== EXTRACTED ENTRIES ==
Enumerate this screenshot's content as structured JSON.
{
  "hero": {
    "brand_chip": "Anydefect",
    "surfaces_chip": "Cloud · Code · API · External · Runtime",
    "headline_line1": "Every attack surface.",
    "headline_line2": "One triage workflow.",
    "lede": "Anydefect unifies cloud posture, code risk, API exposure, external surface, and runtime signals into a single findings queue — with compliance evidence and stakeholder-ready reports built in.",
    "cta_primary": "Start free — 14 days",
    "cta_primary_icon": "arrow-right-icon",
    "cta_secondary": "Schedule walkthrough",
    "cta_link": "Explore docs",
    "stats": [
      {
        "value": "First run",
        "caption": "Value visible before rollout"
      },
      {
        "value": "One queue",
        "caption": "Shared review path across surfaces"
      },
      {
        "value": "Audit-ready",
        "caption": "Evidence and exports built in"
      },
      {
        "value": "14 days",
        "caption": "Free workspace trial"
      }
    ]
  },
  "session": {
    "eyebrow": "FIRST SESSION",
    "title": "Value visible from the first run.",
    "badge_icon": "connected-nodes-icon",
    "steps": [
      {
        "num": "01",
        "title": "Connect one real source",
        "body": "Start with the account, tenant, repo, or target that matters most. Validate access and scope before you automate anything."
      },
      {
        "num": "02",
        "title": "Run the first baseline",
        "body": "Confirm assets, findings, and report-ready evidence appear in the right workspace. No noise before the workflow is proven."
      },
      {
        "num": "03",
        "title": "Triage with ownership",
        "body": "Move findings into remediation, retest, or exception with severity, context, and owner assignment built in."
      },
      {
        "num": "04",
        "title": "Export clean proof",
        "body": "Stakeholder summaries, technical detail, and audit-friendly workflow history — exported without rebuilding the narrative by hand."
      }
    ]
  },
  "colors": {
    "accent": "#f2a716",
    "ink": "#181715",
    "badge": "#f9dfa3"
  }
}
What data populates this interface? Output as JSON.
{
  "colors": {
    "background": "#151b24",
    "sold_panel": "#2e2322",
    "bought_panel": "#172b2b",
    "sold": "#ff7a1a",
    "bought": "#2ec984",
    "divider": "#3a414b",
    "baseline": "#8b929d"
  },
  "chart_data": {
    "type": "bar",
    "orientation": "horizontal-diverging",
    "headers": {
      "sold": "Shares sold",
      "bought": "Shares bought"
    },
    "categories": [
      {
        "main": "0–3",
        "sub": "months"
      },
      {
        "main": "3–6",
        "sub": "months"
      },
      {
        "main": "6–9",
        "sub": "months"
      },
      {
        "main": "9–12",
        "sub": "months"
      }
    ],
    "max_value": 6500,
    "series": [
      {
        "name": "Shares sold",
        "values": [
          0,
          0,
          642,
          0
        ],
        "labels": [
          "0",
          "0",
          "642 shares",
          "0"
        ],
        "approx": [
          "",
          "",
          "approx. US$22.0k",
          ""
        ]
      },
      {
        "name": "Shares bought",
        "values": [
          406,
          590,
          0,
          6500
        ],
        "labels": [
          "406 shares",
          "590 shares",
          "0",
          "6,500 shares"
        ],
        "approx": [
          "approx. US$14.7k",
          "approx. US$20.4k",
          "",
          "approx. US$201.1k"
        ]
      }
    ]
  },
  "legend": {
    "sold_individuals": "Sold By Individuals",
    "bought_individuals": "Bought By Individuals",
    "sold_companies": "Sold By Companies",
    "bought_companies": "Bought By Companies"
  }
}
===
REQUEST: Return, word for word, every line from the line with "What data populates" to the final line of the data.

REPLY TO THE EXERCISE:
What data populates this interface? Output as JSON.
{
  "colors": {
    "background": "#151b24",
    "sold_panel": "#2e2322",
    "bought_panel": "#172b2b",
    "sold": "#ff7a1a",
    "bought": "#2ec984",
    "divider": "#3a414b",
    "baseline": "#8b929d"
  },
  "chart_data": {
    "type": "bar",
    "orientation": "horizontal-diverging",
    "headers": {
      "sold": "Shares sold",
      "bought": "Shares bought"
    },
    "categories": [
      {
        "main": "0–3",
        "sub": "months"
      },
      {
        "main": "3–6",
        "sub": "months"
      },
      {
        "main": "6–9",
        "sub": "months"
      },
      {
        "main": "9–12",
        "sub": "months"
      }
    ],
    "max_value": 6500,
    "series": [
      {
        "name": "Shares sold",
        "values": [
          0,
          0,
          642,
          0
        ],
        "labels": [
          "0",
          "0",
          "642 shares",
          "0"
        ],
        "approx": [
          "",
          "",
          "approx. US$22.0k",
          ""
        ]
      },
      {
        "name": "Shares bought",
        "values": [
          406,
          590,
          0,
          6500
        ],
        "labels": [
          "406 shares",
          "590 shares",
          "0",
          "6,500 shares"
        ],
        "approx": [
          "approx. US$14.7k",
          "approx. US$20.4k",
          "",
          "approx. US$201.1k"
        ]
      }
    ]
  },
  "legend": {
    "sold_individuals": "Sold By Individuals",
    "bought_individuals": "Bought By Individuals",
    "sold_companies": "Sold By Companies",
    "bought_companies": "Bought By Companies"
  }
}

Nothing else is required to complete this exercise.